Aim: All of the material below is to be restated word for word, apart from the pictures.

[Extracted data entries]
>> Start
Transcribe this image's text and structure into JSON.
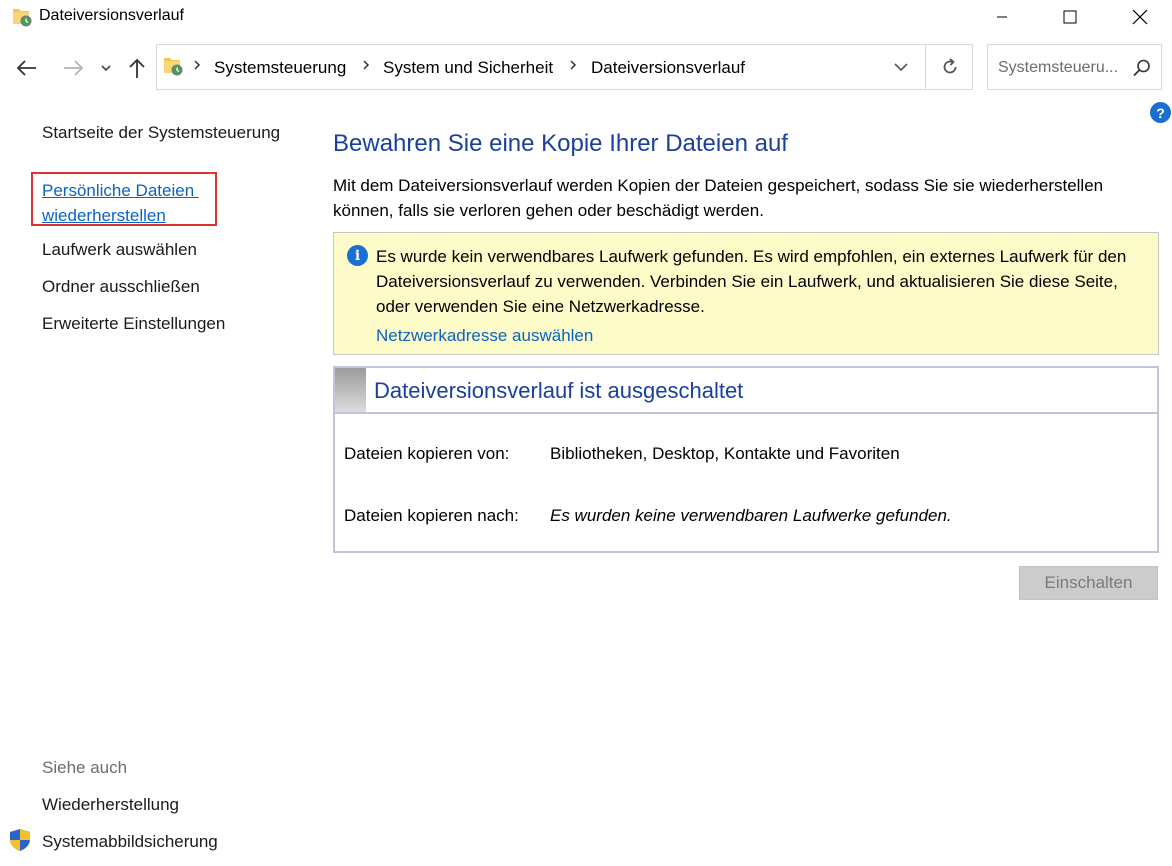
{
  "window": {
    "title": "Dateiversionsverlauf",
    "controls": [
      "minimize",
      "maximize",
      "close"
    ]
  },
  "navigation": {
    "back_icon": "arrow-left-icon",
    "forward_icon": "arrow-right-icon",
    "recent_icon": "chevron-down-icon",
    "up_icon": "arrow-up-icon",
    "breadcrumbs": [
      "Systemsteuerung",
      "System und Sicherheit",
      "Dateiversionsverlauf"
    ],
    "refresh_icon": "refresh-icon"
  },
  "search": {
    "placeholder": "Systemsteueru..."
  },
  "help_label": "?",
  "sidebar": {
    "home": "Startseite der Systemsteuerung",
    "restore_line1": "Persönliche Dateien ",
    "restore_line2": "wiederherstellen",
    "drive": "Laufwerk auswählen",
    "exclude": "Ordner ausschließen",
    "advanced": "Erweiterte Einstellungen",
    "see_also": "Siehe auch",
    "recovery": "Wiederherstellung",
    "system_image": "Systemabbildsicherung"
  },
  "main": {
    "heading": "Bewahren Sie eine Kopie Ihrer Dateien auf",
    "description": "Mit dem Dateiversionsverlauf werden Kopien der Dateien gespeichert, sodass Sie sie wiederherstellen können, falls sie verloren gehen oder beschädigt werden.",
    "info": {
      "icon_label": "i",
      "text": "Es wurde kein verwendbares Laufwerk gefunden. Es wird empfohlen, ein externes Laufwerk für den Dateiversionsverlauf zu verwenden. Verbinden Sie ein Laufwerk, und aktualisieren Sie diese Seite, oder verwenden Sie eine Netzwerkadresse.",
      "link": "Netzwerkadresse auswählen"
    },
    "status": {
      "title": "Dateiversionsverlauf ist ausgeschaltet",
      "copy_from_label": "Dateien kopieren von:",
      "copy_from_value": "Bibliotheken, Desktop, Kontakte und Favoriten",
      "copy_to_label": "Dateien kopieren nach:",
      "copy_to_value": "Es wurden keine verwendbaren Laufwerke gefunden."
    },
    "enable_button": "Einschalten"
  },
  "colors": {
    "heading_blue": "#1a3f9e",
    "link_blue": "#0b63c4",
    "info_background": "#fdfbc8",
    "highlight_red": "#e03232"
  }
}
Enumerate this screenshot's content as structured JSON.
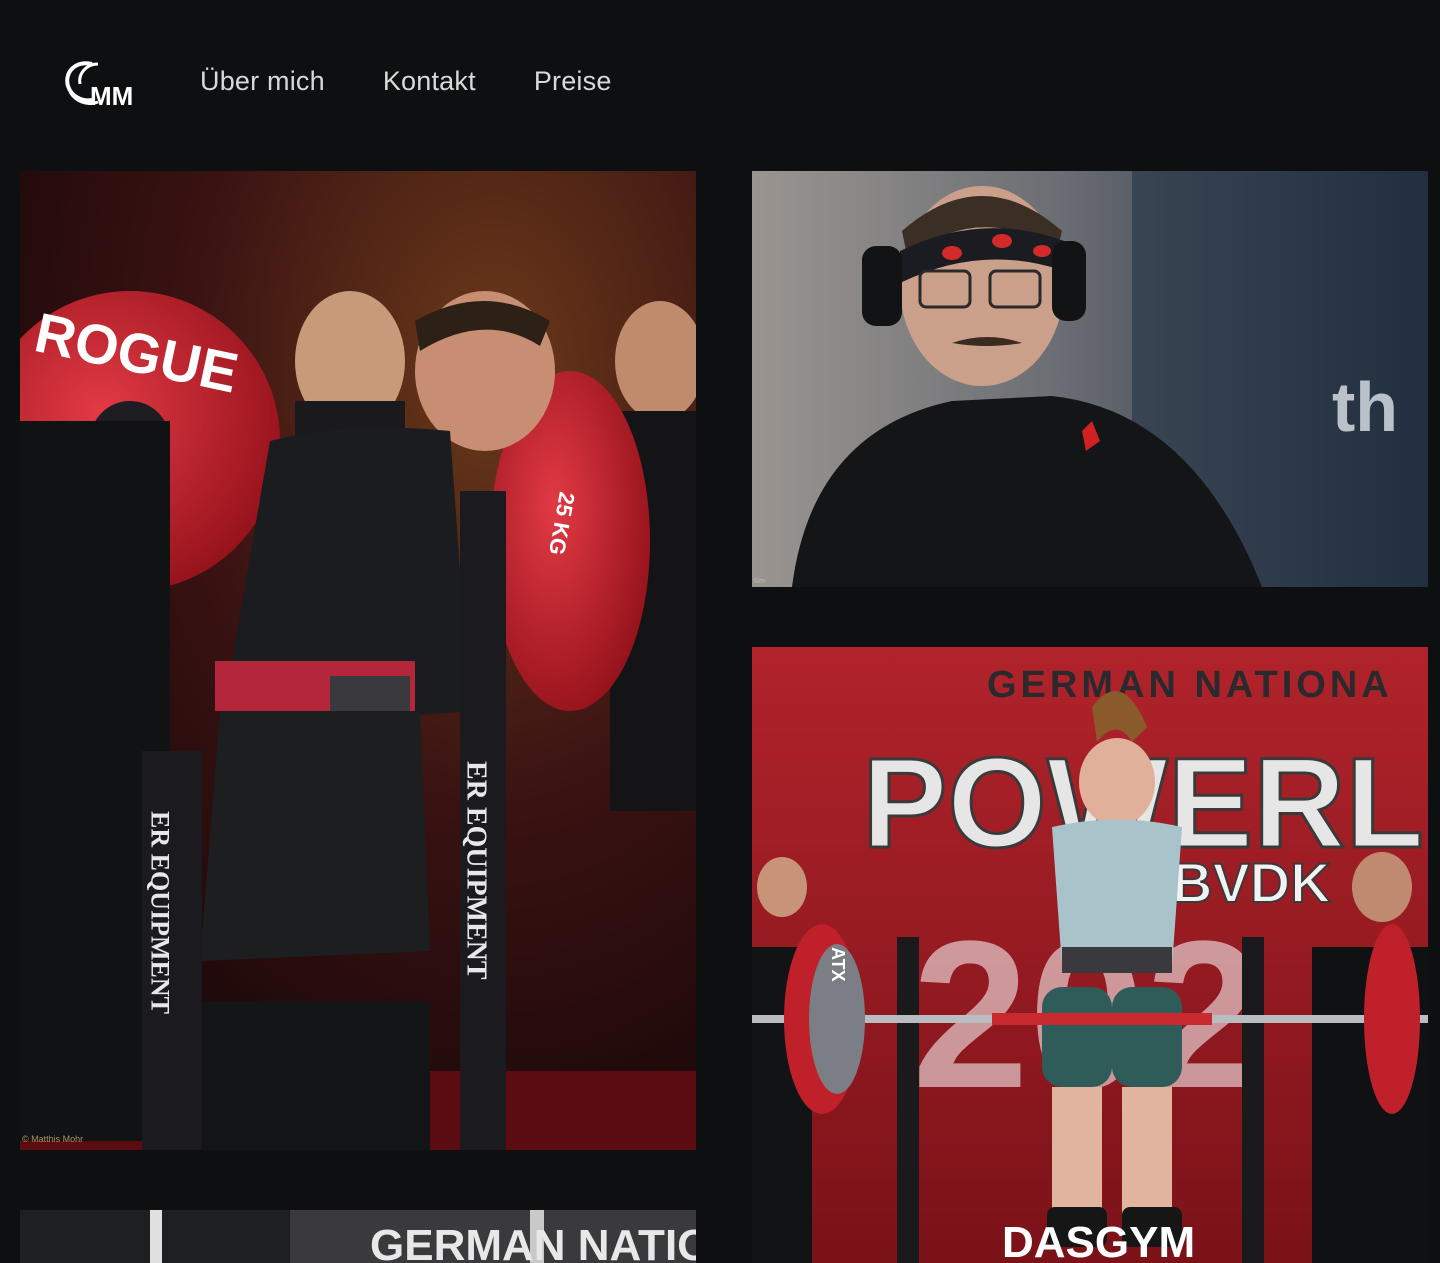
{
  "header": {
    "logo_text": "MM",
    "nav": [
      {
        "label": "Über mich"
      },
      {
        "label": "Kontakt"
      },
      {
        "label": "Preise"
      }
    ]
  },
  "gallery": {
    "photo1": {
      "plate_brand": "ROGUE",
      "plate_weight": "25 KG",
      "rack_text": "ER EQUIPMENT",
      "credit": "© Matthis Mohr"
    },
    "photo2": {
      "credit": "©m"
    },
    "photo3": {
      "banner_top": "GERMAN NATIONA",
      "banner_mid": "POWERLIFT",
      "banner_sub": "BVDK",
      "banner_year": "202",
      "sponsor": "DASGYM",
      "plate_brand": "ATX"
    },
    "photo4": {
      "banner_top": "GERMAN NATIONA"
    }
  },
  "colors": {
    "background": "#0e0f11",
    "nav_text": "#d9d9d9",
    "accent_red": "#c3232b"
  }
}
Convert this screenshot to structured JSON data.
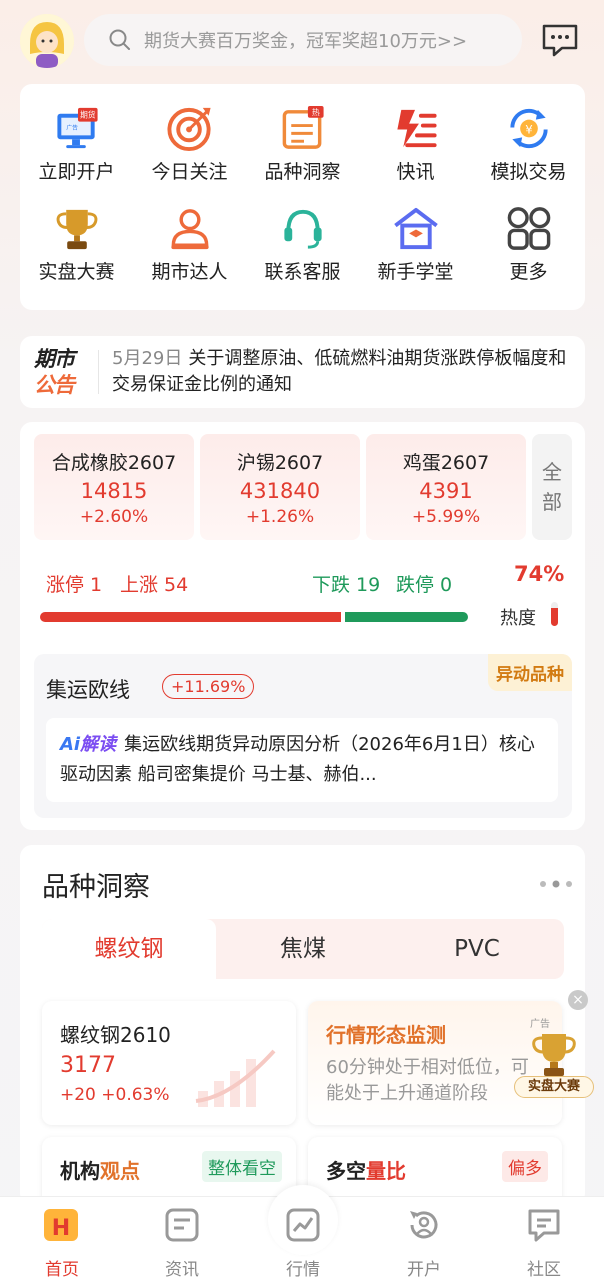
{
  "search": {
    "placeholder": "期货大赛百万奖金，冠军奖超10万元>>"
  },
  "grid": {
    "items": [
      {
        "label": "立即开户",
        "icon": "open-account-icon"
      },
      {
        "label": "今日关注",
        "icon": "target-icon"
      },
      {
        "label": "品种洞察",
        "icon": "insight-icon"
      },
      {
        "label": "快讯",
        "icon": "flash-news-icon"
      },
      {
        "label": "模拟交易",
        "icon": "simulated-trade-icon"
      },
      {
        "label": "实盘大赛",
        "icon": "trophy-icon"
      },
      {
        "label": "期市达人",
        "icon": "expert-icon"
      },
      {
        "label": "联系客服",
        "icon": "headset-icon"
      },
      {
        "label": "新手学堂",
        "icon": "school-icon"
      },
      {
        "label": "更多",
        "icon": "more-grid-icon"
      }
    ],
    "icon_badges": {
      "open_account": "期货",
      "open_account_sub": "广告",
      "insight_hot": "热"
    }
  },
  "notice": {
    "badge_line1": "期市",
    "badge_line2": "公告",
    "date": "5月29日",
    "text": "关于调整原油、低硫燃料油期货涨跌停板幅度和交易保证金比例的通知"
  },
  "quotes": [
    {
      "name": "合成橡胶2607",
      "price": "14815",
      "change": "+2.60%"
    },
    {
      "name": "沪锡2607",
      "price": "431840",
      "change": "+1.26%"
    },
    {
      "name": "鸡蛋2607",
      "price": "4391",
      "change": "+5.99%"
    }
  ],
  "all_button": {
    "line1": "全",
    "line2": "部"
  },
  "breadth": {
    "limit_up": "涨停 1",
    "up": "上涨 54",
    "down": "下跌 19",
    "limit_down": "跌停 0",
    "up_ratio": 0.71
  },
  "heat": {
    "value": "74%",
    "label": "热度",
    "level": 0.74
  },
  "anomaly": {
    "tag": "异动品种",
    "name": "集运欧线",
    "change": "+11.69%",
    "ai_a": "Ai",
    "ai_b": "解读",
    "ai_text": "集运欧线期货异动原因分析（2026年6月1日）核心驱动因素 船司密集提价 马士基、赫伯..."
  },
  "insight": {
    "title": "品种洞察",
    "tabs": [
      "螺纹钢",
      "焦煤",
      "PVC"
    ],
    "active_tab": 0,
    "card1": {
      "name": "螺纹钢2610",
      "price": "3177",
      "change": "+20  +0.63%"
    },
    "card2": {
      "title": "行情形态监测",
      "ad": "广告",
      "desc": "60分钟处于相对低位，可能处于上升通道阶段"
    },
    "card3": {
      "title_a": "机构",
      "title_b": "观点",
      "pill": "整体看空"
    },
    "card4": {
      "title_a": "多空",
      "title_b": "量比",
      "pill": "偏多"
    }
  },
  "float_badge": {
    "label": "实盘大赛"
  },
  "tabbar": [
    {
      "label": "首页",
      "icon": "home-icon",
      "active": true
    },
    {
      "label": "资讯",
      "icon": "news-icon",
      "active": false
    },
    {
      "label": "行情",
      "icon": "market-chart-icon",
      "active": false
    },
    {
      "label": "开户",
      "icon": "account-open-icon",
      "active": false
    },
    {
      "label": "社区",
      "icon": "community-icon",
      "active": false
    }
  ],
  "colors": {
    "up": "#e23b2f",
    "down": "#1f9a5b",
    "accent_orange": "#e1722b"
  }
}
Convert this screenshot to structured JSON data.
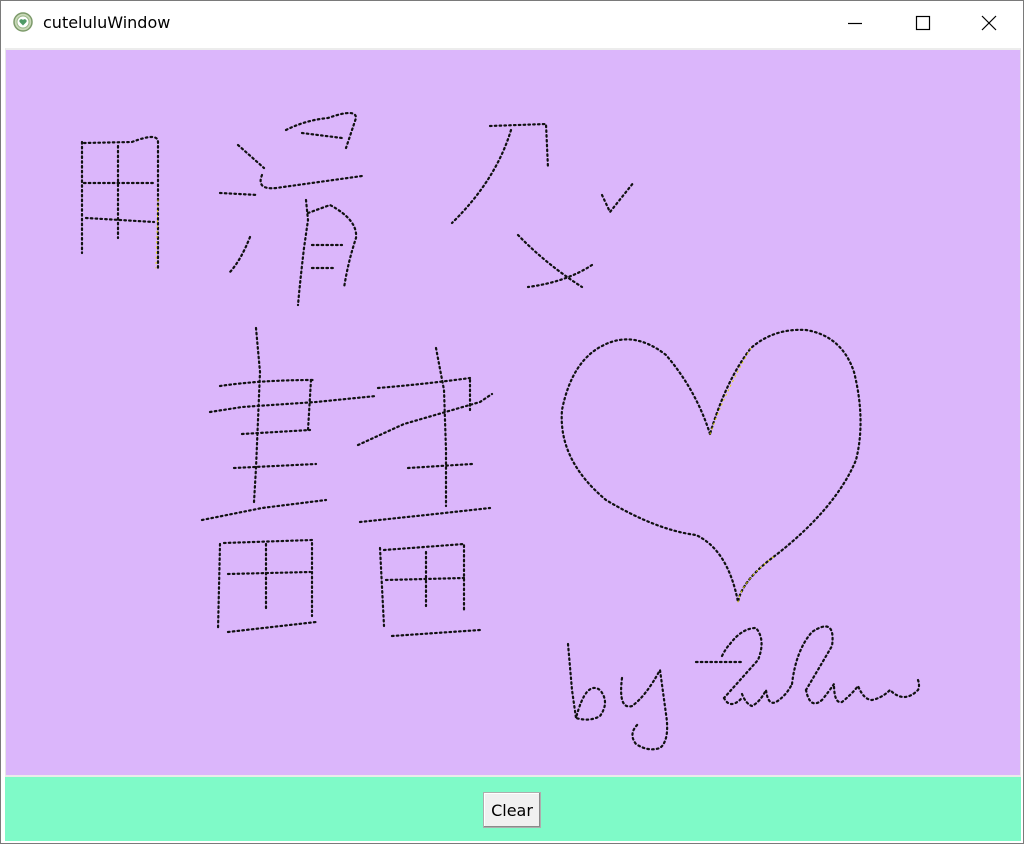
>> End
Solution for this problem:
Transcribe this image's text and structure into JSON.
{
  "window": {
    "title": "Dateiversionsverlauf",
    "controls": [
      "minimize",
      "maximize",
      "close"
    ]
  },
  "navigation": {
    "back_icon": "arrow-left-icon",
    "forward_icon": "arrow-right-icon",
    "recent_icon": "chevron-down-icon",
    "up_icon": "arrow-up-icon",
    "breadcrumbs": [
      "Systemsteuerung",
      "System und Sicherheit",
      "Dateiversionsverlauf"
    ],
    "refresh_icon": "refresh-icon"
  },
  "search": {
    "placeholder": "Systemsteueru..."
  },
  "help_label": "?",
  "sidebar": {
    "home": "Startseite der Systemsteuerung",
    "restore_line1": "Persönliche Dateien ",
    "restore_line2": "wiederherstellen",
    "drive": "Laufwerk auswählen",
    "exclude": "Ordner ausschließen",
    "advanced": "Erweiterte Einstellungen",
    "see_also": "Siehe auch",
    "recovery": "Wiederherstellung",
    "system_image": "Systemabbildsicherung"
  },
  "main": {
    "heading": "Bewahren Sie eine Kopie Ihrer Dateien auf",
    "description": "Mit dem Dateiversionsverlauf werden Kopien der Dateien gespeichert, sodass Sie sie wiederherstellen können, falls sie verloren gehen oder beschädigt werden.",
    "info": {
      "icon_label": "i",
      "text": "Es wurde kein verwendbares Laufwerk gefunden. Es wird empfohlen, ein externes Laufwerk für den Dateiversionsverlauf zu verwenden. Verbinden Sie ein Laufwerk, und aktualisieren Sie diese Seite, oder verwenden Sie eine Netzwerkadresse.",
      "link": "Netzwerkadresse auswählen"
    },
    "status": {
      "title": "Dateiversionsverlauf ist ausgeschaltet",
      "copy_from_label": "Dateien kopieren von:",
      "copy_from_value": "Bibliotheken, Desktop, Kontakte und Favoriten",
      "copy_to_label": "Dateien kopieren nach:",
      "copy_to_value": "Es wurden keine verwendbaren Laufwerke gefunden."
    },
    "enable_button": "Einschalten"
  },
  "colors": {
    "heading_blue": "#1a3f9e",
    "link_blue": "#0b63c4",
    "info_background": "#fdfbc8",
    "highlight_red": "#e03232"
  }
}
Enumerate this screenshot's content as structured JSON.
{
  "header": {
    "logo_text": "MM",
    "nav": [
      {
        "label": "Über mich"
      },
      {
        "label": "Kontakt"
      },
      {
        "label": "Preise"
      }
    ]
  },
  "gallery": {
    "photo1": {
      "plate_brand": "ROGUE",
      "plate_weight": "25 KG",
      "rack_text": "ER EQUIPMENT",
      "credit": "© Matthis Mohr"
    },
    "photo2": {
      "credit": "©m"
    },
    "photo3": {
      "banner_top": "GERMAN NATIONA",
      "banner_mid": "POWERLIFT",
      "banner_sub": "BVDK",
      "banner_year": "202",
      "sponsor": "DASGYM",
      "plate_brand": "ATX"
    },
    "photo4": {
      "banner_top": "GERMAN NATIONA"
    }
  },
  "colors": {
    "background": "#0e0f11",
    "nav_text": "#d9d9d9",
    "accent_red": "#c3232b"
  }
}
Convert this screenshot to structured JSON data.
{
  "search": {
    "placeholder": "期货大赛百万奖金，冠军奖超10万元>>"
  },
  "grid": {
    "items": [
      {
        "label": "立即开户",
        "icon": "open-account-icon"
      },
      {
        "label": "今日关注",
        "icon": "target-icon"
      },
      {
        "label": "品种洞察",
        "icon": "insight-icon"
      },
      {
        "label": "快讯",
        "icon": "flash-news-icon"
      },
      {
        "label": "模拟交易",
        "icon": "simulated-trade-icon"
      },
      {
        "label": "实盘大赛",
        "icon": "trophy-icon"
      },
      {
        "label": "期市达人",
        "icon": "expert-icon"
      },
      {
        "label": "联系客服",
        "icon": "headset-icon"
      },
      {
        "label": "新手学堂",
        "icon": "school-icon"
      },
      {
        "label": "更多",
        "icon": "more-grid-icon"
      }
    ],
    "icon_badges": {
      "open_account": "期货",
      "open_account_sub": "广告",
      "insight_hot": "热"
    }
  },
  "notice": {
    "badge_line1": "期市",
    "badge_line2": "公告",
    "date": "5月29日",
    "text": "关于调整原油、低硫燃料油期货涨跌停板幅度和交易保证金比例的通知"
  },
  "quotes": [
    {
      "name": "合成橡胶2607",
      "price": "14815",
      "change": "+2.60%"
    },
    {
      "name": "沪锡2607",
      "price": "431840",
      "change": "+1.26%"
    },
    {
      "name": "鸡蛋2607",
      "price": "4391",
      "change": "+5.99%"
    }
  ],
  "all_button": {
    "line1": "全",
    "line2": "部"
  },
  "breadth": {
    "limit_up": "涨停 1",
    "up": "上涨 54",
    "down": "下跌 19",
    "limit_down": "跌停 0",
    "up_ratio": 0.71
  },
  "heat": {
    "value": "74%",
    "label": "热度",
    "level": 0.74
  },
  "anomaly": {
    "tag": "异动品种",
    "name": "集运欧线",
    "change": "+11.69%",
    "ai_a": "Ai",
    "ai_b": "解读",
    "ai_text": "集运欧线期货异动原因分析（2026年6月1日）核心驱动因素 船司密集提价 马士基、赫伯..."
  },
  "insight": {
    "title": "品种洞察",
    "tabs": [
      "螺纹钢",
      "焦煤",
      "PVC"
    ],
    "active_tab": 0,
    "card1": {
      "name": "螺纹钢2610",
      "price": "3177",
      "change": "+20  +0.63%"
    },
    "card2": {
      "title": "行情形态监测",
      "ad": "广告",
      "desc": "60分钟处于相对低位，可能处于上升通道阶段"
    },
    "card3": {
      "title_a": "机构",
      "title_b": "观点",
      "pill": "整体看空"
    },
    "card4": {
      "title_a": "多空",
      "title_b": "量比",
      "pill": "偏多"
    }
  },
  "float_badge": {
    "label": "实盘大赛"
  },
  "tabbar": [
    {
      "label": "首页",
      "icon": "home-icon",
      "active": true
    },
    {
      "label": "资讯",
      "icon": "news-icon",
      "active": false
    },
    {
      "label": "行情",
      "icon": "market-chart-icon",
      "active": false
    },
    {
      "label": "开户",
      "icon": "account-open-icon",
      "active": false
    },
    {
      "label": "社区",
      "icon": "community-icon",
      "active": false
    }
  ],
  "colors": {
    "up": "#e23b2f",
    "down": "#1f9a5b",
    "accent_orange": "#e1722b"
  }
}
Convert this screenshot to structured JSON data.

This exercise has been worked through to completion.